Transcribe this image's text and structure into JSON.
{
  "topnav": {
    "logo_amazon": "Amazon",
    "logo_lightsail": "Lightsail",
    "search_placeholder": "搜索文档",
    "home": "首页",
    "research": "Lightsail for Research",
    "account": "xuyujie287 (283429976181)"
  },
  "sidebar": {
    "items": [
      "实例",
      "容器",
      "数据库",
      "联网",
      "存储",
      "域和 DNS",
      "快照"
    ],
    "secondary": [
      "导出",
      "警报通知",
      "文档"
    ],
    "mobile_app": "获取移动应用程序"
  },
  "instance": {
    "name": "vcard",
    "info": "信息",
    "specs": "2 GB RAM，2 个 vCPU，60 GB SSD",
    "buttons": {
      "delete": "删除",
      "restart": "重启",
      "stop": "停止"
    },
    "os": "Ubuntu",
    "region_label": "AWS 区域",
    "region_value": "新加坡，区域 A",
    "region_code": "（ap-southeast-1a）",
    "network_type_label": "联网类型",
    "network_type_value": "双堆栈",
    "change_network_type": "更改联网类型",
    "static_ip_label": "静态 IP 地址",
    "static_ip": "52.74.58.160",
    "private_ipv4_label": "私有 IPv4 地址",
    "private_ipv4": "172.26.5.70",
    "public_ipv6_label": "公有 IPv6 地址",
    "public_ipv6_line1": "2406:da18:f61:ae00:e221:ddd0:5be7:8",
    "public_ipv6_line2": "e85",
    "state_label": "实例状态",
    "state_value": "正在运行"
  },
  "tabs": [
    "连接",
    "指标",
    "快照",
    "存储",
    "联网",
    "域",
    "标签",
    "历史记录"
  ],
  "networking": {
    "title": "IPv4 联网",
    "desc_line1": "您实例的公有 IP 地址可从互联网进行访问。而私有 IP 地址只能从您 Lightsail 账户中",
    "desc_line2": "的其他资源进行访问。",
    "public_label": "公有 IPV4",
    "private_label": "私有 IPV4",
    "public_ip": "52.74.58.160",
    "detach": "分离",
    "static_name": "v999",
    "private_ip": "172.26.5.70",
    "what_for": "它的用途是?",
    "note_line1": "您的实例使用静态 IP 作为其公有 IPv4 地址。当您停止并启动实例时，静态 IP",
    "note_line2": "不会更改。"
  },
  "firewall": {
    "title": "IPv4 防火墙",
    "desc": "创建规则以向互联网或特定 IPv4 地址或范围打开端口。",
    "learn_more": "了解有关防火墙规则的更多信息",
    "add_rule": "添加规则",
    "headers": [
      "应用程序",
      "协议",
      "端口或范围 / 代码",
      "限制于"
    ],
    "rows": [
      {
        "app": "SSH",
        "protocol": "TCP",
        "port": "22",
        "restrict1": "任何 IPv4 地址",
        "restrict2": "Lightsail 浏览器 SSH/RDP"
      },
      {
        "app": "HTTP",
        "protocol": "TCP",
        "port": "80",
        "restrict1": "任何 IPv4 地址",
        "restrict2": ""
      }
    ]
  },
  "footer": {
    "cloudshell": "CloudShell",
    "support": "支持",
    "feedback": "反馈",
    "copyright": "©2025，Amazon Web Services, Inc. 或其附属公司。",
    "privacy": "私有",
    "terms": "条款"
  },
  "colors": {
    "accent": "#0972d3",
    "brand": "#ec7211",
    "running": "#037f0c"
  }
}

* * * *

• _PROBLEM TO SOLVE_:
Print back all the lines verbatim.

• _SOLUTION_:
Transcribe this image's text and structure into JSON.
{
  "topnav": {
    "logo_amazon": "Amazon",
    "logo_lightsail": "Lightsail",
    "search_placeholder": "搜索文档",
    "home": "首页",
    "research": "Lightsail for Research",
    "account": "xuyujie287 (283429976181)"
  },
  "sidebar": {
    "items": [
      "实例",
      "容器",
      "数据库",
      "联网",
      "存储",
      "域和 DNS",
      "快照"
    ],
    "secondary": [
      "导出",
      "警报通知",
      "文档"
    ],
    "mobile_app": "获取移动应用程序"
  },
  "instance": {
    "name": "vcard",
    "info": "信息",
    "specs": "2 GB RAM，2 个 vCPU，60 GB SSD",
    "buttons": {
      "delete": "删除",
      "restart": "重启",
      "stop": "停止"
    },
    "os": "Ubuntu",
    "region_label": "AWS 区域",
    "region_value": "新加坡，区域 A",
    "region_code": "（ap-southeast-1a）",
    "network_type_label": "联网类型",
    "network_type_value": "双堆栈",
    "change_network_type": "更改联网类型",
    "static_ip_label": "静态 IP 地址",
    "static_ip": "52.74.58.160",
    "private_ipv4_label": "私有 IPv4 地址",
    "private_ipv4": "172.26.5.70",
    "public_ipv6_label": "公有 IPv6 地址",
    "public_ipv6_line1": "2406:da18:f61:ae00:e221:ddd0:5be7:8",
    "public_ipv6_line2": "e85",
    "state_label": "实例状态",
    "state_value": "正在运行"
  },
  "tabs": [
    "连接",
    "指标",
    "快照",
    "存储",
    "联网",
    "域",
    "标签",
    "历史记录"
  ],
  "networking": {
    "title": "IPv4 联网",
    "desc_line1": "您实例的公有 IP 地址可从互联网进行访问。而私有 IP 地址只能从您 Lightsail 账户中",
    "desc_line2": "的其他资源进行访问。",
    "public_label": "公有 IPV4",
    "private_label": "私有 IPV4",
    "public_ip": "52.74.58.160",
    "detach": "分离",
    "static_name": "v999",
    "private_ip": "172.26.5.70",
    "what_for": "它的用途是?",
    "note_line1": "您的实例使用静态 IP 作为其公有 IPv4 地址。当您停止并启动实例时，静态 IP",
    "note_line2": "不会更改。"
  },
  "firewall": {
    "title": "IPv4 防火墙",
    "desc": "创建规则以向互联网或特定 IPv4 地址或范围打开端口。",
    "learn_more": "了解有关防火墙规则的更多信息",
    "add_rule": "添加规则",
    "headers": [
      "应用程序",
      "协议",
      "端口或范围 / 代码",
      "限制于"
    ],
    "rows": [
      {
        "app": "SSH",
        "protocol": "TCP",
        "port": "22",
        "restrict1": "任何 IPv4 地址",
        "restrict2": "Lightsail 浏览器 SSH/RDP"
      },
      {
        "app": "HTTP",
        "protocol": "TCP",
        "port": "80",
        "restrict1": "任何 IPv4 地址",
        "restrict2": ""
      }
    ]
  },
  "footer": {
    "cloudshell": "CloudShell",
    "support": "支持",
    "feedback": "反馈",
    "copyright": "©2025，Amazon Web Services, Inc. 或其附属公司。",
    "privacy": "私有",
    "terms": "条款"
  },
  "colors": {
    "accent": "#0972d3",
    "brand": "#ec7211",
    "running": "#037f0c"
  }
}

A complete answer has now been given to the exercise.